I’ve been a fan of Alex Mathers and his Red Lemon Club blog for quite some time. The site provides really solid advice for freelance creatives of all kinds. Alex’s own speciality is illustration, a topic covered by his other site, Ape on the Moon – so he talks from experience – and of course this means all of his sites and products are extremely well designed.

Alex is releasing a new ebook today designed to demystify the latest social network from Google that hardly anyone seems to know how to use properly, Google+. The guide is designed specifically to help creative freelancers to attract new clients and simplify their online presence. As you can see from the below interview, he knows his stuff.

Please can you describe who you are and what you are up to at the moment?

I’m a London, UK-based self-taught illustrator and writer working on various illustration projects, including something for Wired magazine right now. I run a website called Red Lemon Club that aims to help other freelancers, entrepreneurs and creatives with going it alone, finding clients, doing business, and so on.

• [PROVIDED INFORMATION]
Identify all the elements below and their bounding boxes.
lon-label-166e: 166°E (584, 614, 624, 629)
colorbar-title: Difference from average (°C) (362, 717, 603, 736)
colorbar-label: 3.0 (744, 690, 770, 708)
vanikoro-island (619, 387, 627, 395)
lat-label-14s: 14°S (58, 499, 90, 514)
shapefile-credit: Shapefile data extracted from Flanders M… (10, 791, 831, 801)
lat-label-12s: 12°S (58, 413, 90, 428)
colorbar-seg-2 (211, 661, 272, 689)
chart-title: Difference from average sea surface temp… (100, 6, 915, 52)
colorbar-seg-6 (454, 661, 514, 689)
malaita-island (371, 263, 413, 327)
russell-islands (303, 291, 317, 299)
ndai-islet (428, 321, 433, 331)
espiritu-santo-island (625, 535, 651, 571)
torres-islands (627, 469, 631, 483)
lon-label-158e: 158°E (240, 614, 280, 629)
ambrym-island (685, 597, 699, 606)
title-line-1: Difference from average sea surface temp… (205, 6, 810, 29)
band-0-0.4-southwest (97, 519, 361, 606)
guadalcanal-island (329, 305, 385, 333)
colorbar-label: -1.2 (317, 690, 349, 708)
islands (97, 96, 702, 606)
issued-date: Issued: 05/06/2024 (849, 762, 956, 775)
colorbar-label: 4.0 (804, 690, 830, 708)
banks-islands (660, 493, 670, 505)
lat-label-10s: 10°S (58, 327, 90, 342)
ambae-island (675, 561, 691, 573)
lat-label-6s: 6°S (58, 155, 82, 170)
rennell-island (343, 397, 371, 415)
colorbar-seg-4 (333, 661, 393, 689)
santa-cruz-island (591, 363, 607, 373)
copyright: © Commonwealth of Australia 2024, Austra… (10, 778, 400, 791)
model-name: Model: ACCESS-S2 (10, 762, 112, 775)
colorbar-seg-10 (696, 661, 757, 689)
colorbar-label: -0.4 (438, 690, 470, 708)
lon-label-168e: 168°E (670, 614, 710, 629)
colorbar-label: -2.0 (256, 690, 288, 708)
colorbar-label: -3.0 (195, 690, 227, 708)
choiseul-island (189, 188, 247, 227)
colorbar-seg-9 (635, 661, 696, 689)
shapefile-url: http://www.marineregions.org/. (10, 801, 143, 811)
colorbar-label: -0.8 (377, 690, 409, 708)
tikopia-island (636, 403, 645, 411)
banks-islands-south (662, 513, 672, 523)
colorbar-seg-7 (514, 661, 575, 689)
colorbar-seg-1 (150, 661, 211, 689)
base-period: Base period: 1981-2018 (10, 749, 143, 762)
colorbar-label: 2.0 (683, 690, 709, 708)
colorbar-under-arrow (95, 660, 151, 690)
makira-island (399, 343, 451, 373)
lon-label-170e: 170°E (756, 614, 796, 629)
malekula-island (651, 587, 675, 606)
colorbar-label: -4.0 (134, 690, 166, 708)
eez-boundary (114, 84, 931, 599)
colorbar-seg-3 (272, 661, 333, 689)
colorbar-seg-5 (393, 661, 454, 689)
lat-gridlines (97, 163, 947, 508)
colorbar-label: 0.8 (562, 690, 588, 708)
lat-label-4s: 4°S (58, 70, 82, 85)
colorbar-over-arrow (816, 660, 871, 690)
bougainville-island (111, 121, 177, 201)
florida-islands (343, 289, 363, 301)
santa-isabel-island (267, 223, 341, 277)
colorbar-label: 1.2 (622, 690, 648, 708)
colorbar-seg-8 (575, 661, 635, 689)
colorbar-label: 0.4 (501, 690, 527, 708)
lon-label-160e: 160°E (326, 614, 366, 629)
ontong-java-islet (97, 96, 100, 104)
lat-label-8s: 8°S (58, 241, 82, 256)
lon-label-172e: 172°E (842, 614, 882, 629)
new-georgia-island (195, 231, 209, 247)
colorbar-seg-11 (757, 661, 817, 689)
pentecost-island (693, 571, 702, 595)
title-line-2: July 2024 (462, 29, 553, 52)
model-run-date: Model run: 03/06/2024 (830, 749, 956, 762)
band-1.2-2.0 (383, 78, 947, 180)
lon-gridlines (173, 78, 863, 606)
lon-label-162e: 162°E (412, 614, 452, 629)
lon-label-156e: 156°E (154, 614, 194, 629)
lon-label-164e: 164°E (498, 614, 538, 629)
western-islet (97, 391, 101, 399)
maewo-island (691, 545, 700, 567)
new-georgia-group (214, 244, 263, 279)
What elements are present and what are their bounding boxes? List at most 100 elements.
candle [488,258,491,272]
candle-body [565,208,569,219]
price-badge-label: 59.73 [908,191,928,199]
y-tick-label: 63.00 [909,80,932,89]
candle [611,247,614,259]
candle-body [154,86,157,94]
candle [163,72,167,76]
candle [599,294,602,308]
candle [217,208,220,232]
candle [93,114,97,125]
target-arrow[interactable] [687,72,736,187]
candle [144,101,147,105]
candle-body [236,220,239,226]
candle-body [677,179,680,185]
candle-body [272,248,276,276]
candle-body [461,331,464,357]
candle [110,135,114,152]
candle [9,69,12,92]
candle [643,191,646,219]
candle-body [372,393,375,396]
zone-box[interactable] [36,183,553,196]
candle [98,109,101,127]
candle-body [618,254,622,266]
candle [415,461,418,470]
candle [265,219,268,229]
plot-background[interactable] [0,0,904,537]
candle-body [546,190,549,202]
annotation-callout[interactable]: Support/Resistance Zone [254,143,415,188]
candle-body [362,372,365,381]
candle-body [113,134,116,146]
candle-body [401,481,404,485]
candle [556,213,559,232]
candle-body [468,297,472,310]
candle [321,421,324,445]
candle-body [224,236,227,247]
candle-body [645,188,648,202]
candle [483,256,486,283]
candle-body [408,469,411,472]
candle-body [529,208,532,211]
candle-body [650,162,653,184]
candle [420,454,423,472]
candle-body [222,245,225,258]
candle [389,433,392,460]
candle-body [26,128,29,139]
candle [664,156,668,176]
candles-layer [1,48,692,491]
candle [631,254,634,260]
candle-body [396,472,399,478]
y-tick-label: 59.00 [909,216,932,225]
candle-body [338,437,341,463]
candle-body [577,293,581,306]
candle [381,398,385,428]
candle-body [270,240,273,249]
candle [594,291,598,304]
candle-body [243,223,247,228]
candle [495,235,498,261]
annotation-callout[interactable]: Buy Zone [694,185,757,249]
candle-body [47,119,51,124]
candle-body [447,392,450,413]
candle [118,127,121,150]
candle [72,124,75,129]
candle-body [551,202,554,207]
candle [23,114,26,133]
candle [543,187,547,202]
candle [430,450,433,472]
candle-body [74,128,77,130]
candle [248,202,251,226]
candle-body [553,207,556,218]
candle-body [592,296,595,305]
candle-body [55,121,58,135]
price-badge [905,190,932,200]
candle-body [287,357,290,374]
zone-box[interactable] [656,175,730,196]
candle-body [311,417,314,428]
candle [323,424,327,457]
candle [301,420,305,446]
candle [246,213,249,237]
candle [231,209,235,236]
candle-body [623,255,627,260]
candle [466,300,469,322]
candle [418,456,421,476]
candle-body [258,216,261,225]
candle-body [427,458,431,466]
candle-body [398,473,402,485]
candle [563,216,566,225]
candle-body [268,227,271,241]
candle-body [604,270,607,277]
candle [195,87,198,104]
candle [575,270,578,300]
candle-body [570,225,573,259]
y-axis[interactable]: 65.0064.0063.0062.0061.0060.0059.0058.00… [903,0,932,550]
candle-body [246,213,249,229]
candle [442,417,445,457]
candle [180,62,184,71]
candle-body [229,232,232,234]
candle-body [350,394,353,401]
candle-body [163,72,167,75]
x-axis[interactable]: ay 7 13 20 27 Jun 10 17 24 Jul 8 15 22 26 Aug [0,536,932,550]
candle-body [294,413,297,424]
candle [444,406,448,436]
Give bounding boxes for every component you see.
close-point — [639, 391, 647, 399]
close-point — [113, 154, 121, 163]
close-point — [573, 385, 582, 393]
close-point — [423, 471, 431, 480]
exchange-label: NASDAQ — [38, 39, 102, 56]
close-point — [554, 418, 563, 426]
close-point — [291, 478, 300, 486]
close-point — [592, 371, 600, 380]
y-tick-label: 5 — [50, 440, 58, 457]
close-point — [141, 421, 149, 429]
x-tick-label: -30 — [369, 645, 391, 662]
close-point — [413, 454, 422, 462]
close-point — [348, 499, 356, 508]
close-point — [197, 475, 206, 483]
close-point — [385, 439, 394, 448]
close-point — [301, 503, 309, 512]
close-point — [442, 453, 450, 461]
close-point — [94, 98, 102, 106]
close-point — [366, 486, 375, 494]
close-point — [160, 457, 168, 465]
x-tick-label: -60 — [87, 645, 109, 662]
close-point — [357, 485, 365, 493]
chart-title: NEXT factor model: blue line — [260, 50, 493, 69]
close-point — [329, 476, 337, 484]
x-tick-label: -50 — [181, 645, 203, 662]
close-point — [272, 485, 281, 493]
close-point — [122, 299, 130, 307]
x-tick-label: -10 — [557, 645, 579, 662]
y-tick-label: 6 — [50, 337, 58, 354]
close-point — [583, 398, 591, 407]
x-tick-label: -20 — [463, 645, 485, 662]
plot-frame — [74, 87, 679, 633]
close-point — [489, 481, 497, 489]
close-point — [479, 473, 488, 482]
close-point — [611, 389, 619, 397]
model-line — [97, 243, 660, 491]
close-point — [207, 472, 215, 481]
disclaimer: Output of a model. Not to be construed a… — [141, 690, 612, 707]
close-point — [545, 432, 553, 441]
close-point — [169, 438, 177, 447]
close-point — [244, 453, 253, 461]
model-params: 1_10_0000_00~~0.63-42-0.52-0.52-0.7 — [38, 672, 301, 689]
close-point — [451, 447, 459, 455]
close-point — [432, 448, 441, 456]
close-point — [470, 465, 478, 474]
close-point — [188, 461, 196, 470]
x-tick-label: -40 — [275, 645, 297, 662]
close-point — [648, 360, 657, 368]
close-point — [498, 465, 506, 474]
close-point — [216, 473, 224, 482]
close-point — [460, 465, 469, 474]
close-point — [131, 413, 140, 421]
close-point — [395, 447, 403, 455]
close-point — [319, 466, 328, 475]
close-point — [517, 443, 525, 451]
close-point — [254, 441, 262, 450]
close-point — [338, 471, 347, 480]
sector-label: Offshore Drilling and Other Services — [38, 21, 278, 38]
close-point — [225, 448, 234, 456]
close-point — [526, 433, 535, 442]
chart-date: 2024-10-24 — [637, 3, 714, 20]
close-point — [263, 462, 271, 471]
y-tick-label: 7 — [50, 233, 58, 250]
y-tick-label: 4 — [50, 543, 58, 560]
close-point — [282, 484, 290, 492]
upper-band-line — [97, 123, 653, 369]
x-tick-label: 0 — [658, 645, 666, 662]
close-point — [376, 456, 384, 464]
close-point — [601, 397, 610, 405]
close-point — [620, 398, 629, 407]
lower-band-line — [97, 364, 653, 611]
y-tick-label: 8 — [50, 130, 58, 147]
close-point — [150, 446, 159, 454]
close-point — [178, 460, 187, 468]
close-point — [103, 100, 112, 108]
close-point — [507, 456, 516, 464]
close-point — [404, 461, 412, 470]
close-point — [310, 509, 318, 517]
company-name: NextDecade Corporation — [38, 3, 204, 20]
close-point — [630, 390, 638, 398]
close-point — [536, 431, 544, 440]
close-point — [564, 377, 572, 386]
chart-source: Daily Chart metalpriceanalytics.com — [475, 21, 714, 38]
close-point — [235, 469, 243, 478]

• [WORK TASK 1]
Answer these questions from the extract about Alex Mathers:
(a) What is the name of Alex's other site, the one that covers illustration?
(b) Which social network is Alex's new ebook about?
(c) For which magazine is Alex working on something right now?
• [WORK TASK 2]
In the extract about Alex Mathers, find the part that opens with the words containing "Alex is releasing" and closes with "business, and so on.". Set it down word for word.

• [EXERCISE RESULT 1]
(a) Ape on the Moon
(b) Google+
(c) Wired

• [EXERCISE RESULT 2]
Alex is releasing a new ebook today designed to demystify the latest social network from Google that hardly anyone seems to know how to use properly, Google+. The guide is designed specifically to help creative freelancers to attract new clients and simplify their online presence. As you can see from the below interview, he knows his stuff.

Please can you describe who you are and what you are up to at the moment?

I’m a London, UK-based self-taught illustrator and writer working on various illustration projects, including something for Wired magazine right now. I run a website called Red Lemon Club that aims to help other freelancers, entrepreneurs and creatives with going it alone, finding clients, doing business, and so on.